### EXERCISE PROMPT
From the entries below, gather each line containing the word "Ítem".

### GIVEN DATA
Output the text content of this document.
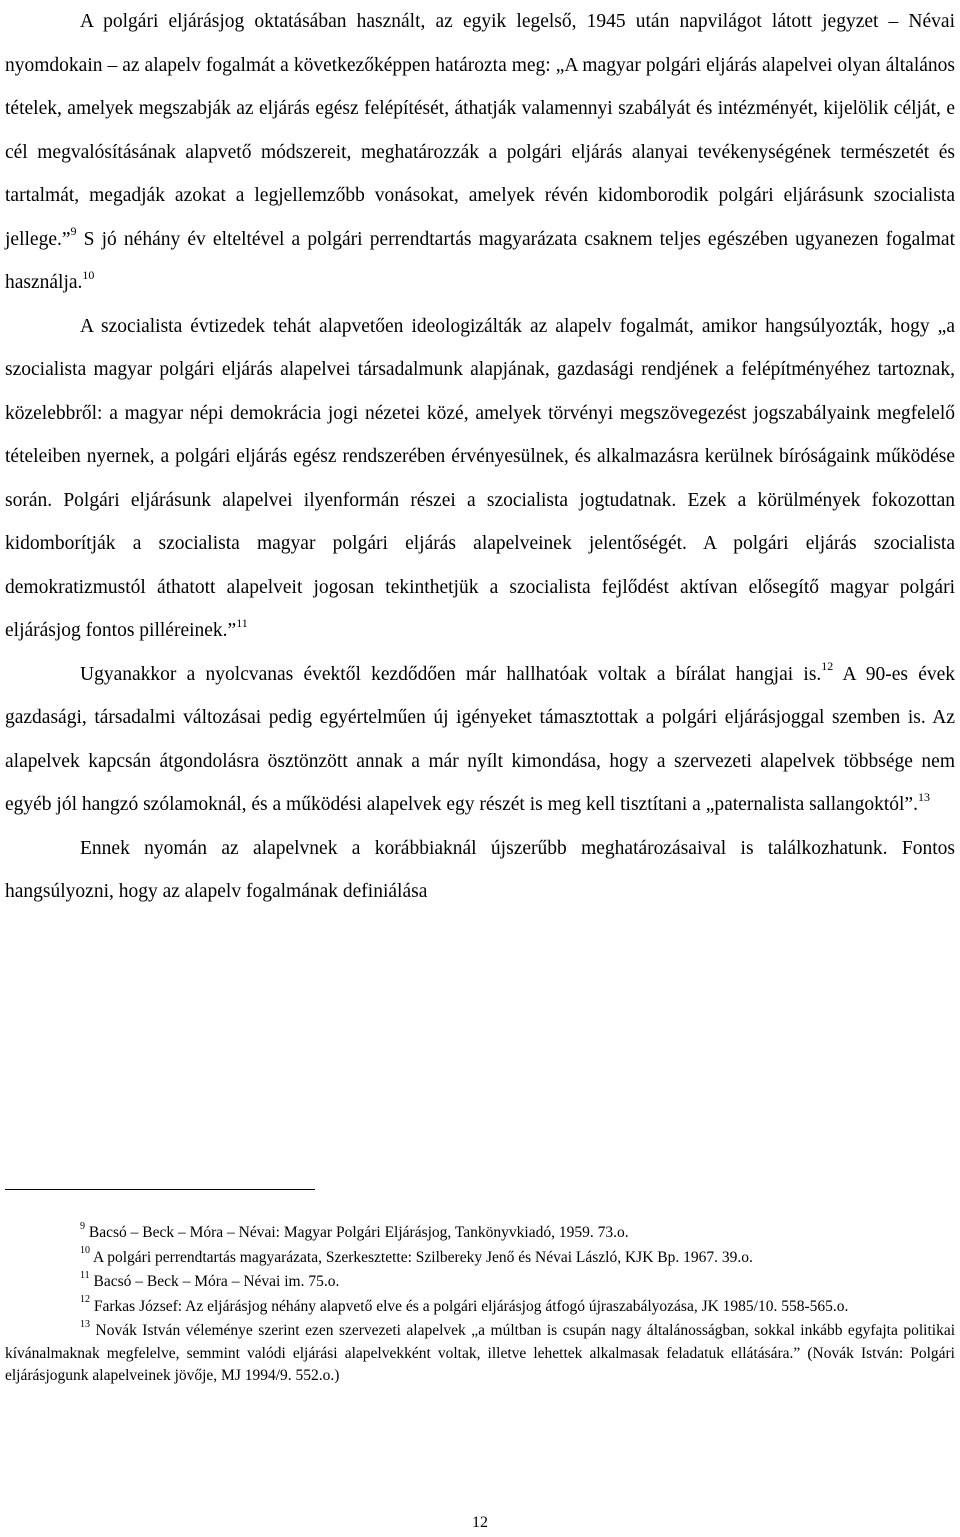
A polgári eljárásjog oktatásában használt, az egyik legelső, 1945 után napvilágot látott jegyzet – Névai nyomdokain – az alapelv fogalmát a következőképpen határozta meg: „A magyar polgári eljárás alapelvei olyan általános tételek, amelyek megszabják az eljárás egész felépítését, áthatják valamennyi szabályát és intézményét, kijelölik célját, e cél megvalósításának alapvető módszereit, meghatározzák a polgári eljárás alanyai tevékenységének természetét és tartalmát, megadják azokat a legjellemzőbb vonásokat, amelyek révén kidomborodik polgári eljárásunk szocialista jellege.”$^9$ S jó néhány év elteltével a polgári perrendtartás magyarázata csaknem teljes egészében ugyanezen fogalmat használja.$^{10}$

A szocialista évtizedek tehát alapvetően ideologizálták az alapelv fogalmát, amikor hangsúlyozták, hogy „a szocialista magyar polgári eljárás alapelvei társadalmunk alapjának, gazdasági rendjének a felépítményéhez tartoznak, közelebbről: a magyar népi demokrácia jogi nézetei közé, amelyek törvényi megszövegezést jogszabályaink megfelelő tételeiben nyernek, a polgári eljárás egész rendszerében érvényesülnek, és alkalmazásra kerülnek bíróságaink működése során. Polgári eljárásunk alapelvei ilyenformán részei a szocialista jogtudatnak. Ezek a körülmények fokozottan kidomborítják a szocialista magyar polgári eljárás alapelveinek jelentőségét. A polgári eljárás szocialista demokratizmustól áthatott alapelveit jogosan tekinthetjük a szocialista fejlődést aktívan elősegítő magyar polgári eljárásjog fontos pilléreinek.”$^{11}$

Ugyanakkor a nyolcvanas évektől kezdődően már hallhatóak voltak a bírálat hangjai is.$^{12}$ A 90-es évek gazdasági, társadalmi változásai pedig egyértelműen új igényeket támasztottak a polgári eljárásjoggal szemben is. Az alapelvek kapcsán átgondolásra ösztönzött annak a már nyílt kimondása, hogy a szervezeti alapelvek többsége nem egyéb jól hangzó szólamoknál, és a működési alapelvek egy részét is meg kell tisztítani a „paternalista sallangoktól”.$^{13}$

Ennek nyomán az alapelvnek a korábbiaknál újszerűbb meghatározásaival is találkozhatunk. Fontos hangsúlyozni, hogy az alapelv fogalmának definiálása

$^9$ Bacsó – Beck – Móra – Névai: Magyar Polgári Eljárásjog, Tankönyvkiadó, 1959. 73.o.

$^{10}$ A polgári perrendtartás magyarázata, Szerkesztette: Szilbereky Jenő és Névai László, KJK Bp. 1967. 39.o.

$^{11}$ Bacsó – Beck – Móra – Névai im. 75.o.

$^{12}$ Farkas József: Az eljárásjog néhány alapvető elve és a polgári eljárásjog átfogó újraszabályozása, JK 1985/10. 558-565.o.

$^{13}$ Novák István véleménye szerint ezen szervezeti alapelvek „a múltban is csupán nagy általánosságban, sokkal inkább egyfajta politikai kívánalmaknak megfelelve, semmint valódi eljárási alapelvekként voltak, illetve lehettek alkalmasak feladatuk ellátására.” (Novák István: Polgári eljárásjogunk alapelveinek jövője, MJ 1994/9. 552.o.)

12
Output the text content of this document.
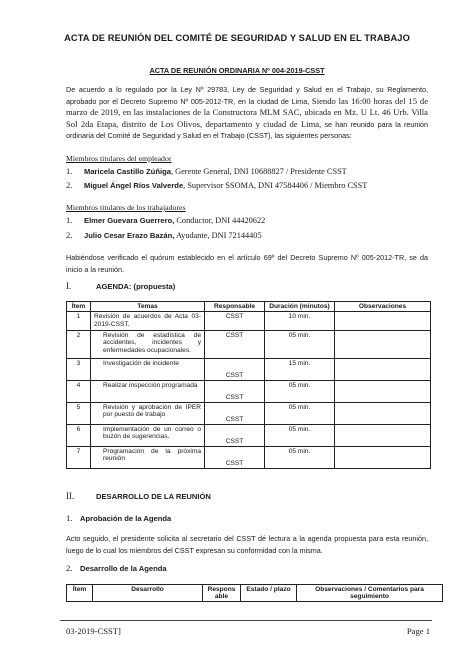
ACTA DE REUNIÓN DEL COMITÉ DE SEGURIDAD Y SALUD EN EL TRABAJO
ACTA DE REUNIÓN ORDINARIA Nº 004-2019-CSST
De acuerdo a lo regulado por la Ley Nº 29783, Ley de Seguridad y Salud en el Trabajo, su Reglamento, aprobado por el Decreto Supremo Nº 005-2012-TR, en la ciudad de Lima, Siendo las 16:00 horas del 15 de marzo de 2019, en las instalaciones de la Constructora MLM SAC, ubicada en Mz. U Lt. 46 Urb. Villa Sol 2da Etapa, distrito de Los Olivos, departamento y ciudad de Lima, se han reunido para la reunión ordinaria del Comité de Seguridad y Salud en el Trabajo (CSST), las siguientes personas:
Miembros titulares del empleador
1. Maricela Castillo Zúñiga, Gerente General, DNI 10688827 / Presidente CSST
2. Miguel Ángel Ríos Valverde, Supervisor SSOMA, DNI 47584406 / Miembro CSST
Miembros titulares de los trabajadores
1. Elmer Guevara Guerrero, Conductor, DNI 44420622
2. Julio Cesar Erazo Bazán, Ayudante, DNI 72144405
Habiéndose verificado el quórum establecido en el artículo 69º del Decreto Supremo Nº 005-2012-TR, se da inicio a la reunión.
I.	AGENDA: (propuesta)
Ítem	Temas	Responsable	Duración (minutos)	Observaciones
1	Revisión de acuerdos de Acta 03-2019-CSST.	CSST	10 min.	
2	Revisión de estadística de accidentes, incidentes y enfermedades ocupacionales.	CSST	05 min.	
3	Investigación de incidente	CSST	15 min.	
4	Realizar inspección programada	CSST	05 min.	
5	Revisión y aprobación de IPER por puesto de trabajo	CSST	05 min.	
6	Implementación de un correo o buzón de sugerencias.	CSST	05 min.	
7	Programación de la próxima reunión	CSST	05 min.	
II.	DESARROLLO DE LA REUNIÓN
1. Aprobación de la Agenda
Acto seguido, el presidente solicita al secretario del CSST dé lectura a la agenda propuesta para esta reunión, luego de lo cual los miembros del CSST expresan su conformidad con la misma.
2. Desarrollo de la Agenda
Ítem	Desarrollo	Responsable	Estado / plazo	Observaciones / Comentarios para seguimiento
03-2019-CSST]	Page 1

### WRITTEN SOLUTION
Ítem	Temas	Responsable	Duración (minutos)	Observaciones
Ítem	Desarrollo	Responsable	Estado / plazo	Observaciones / Comentarios para seguimiento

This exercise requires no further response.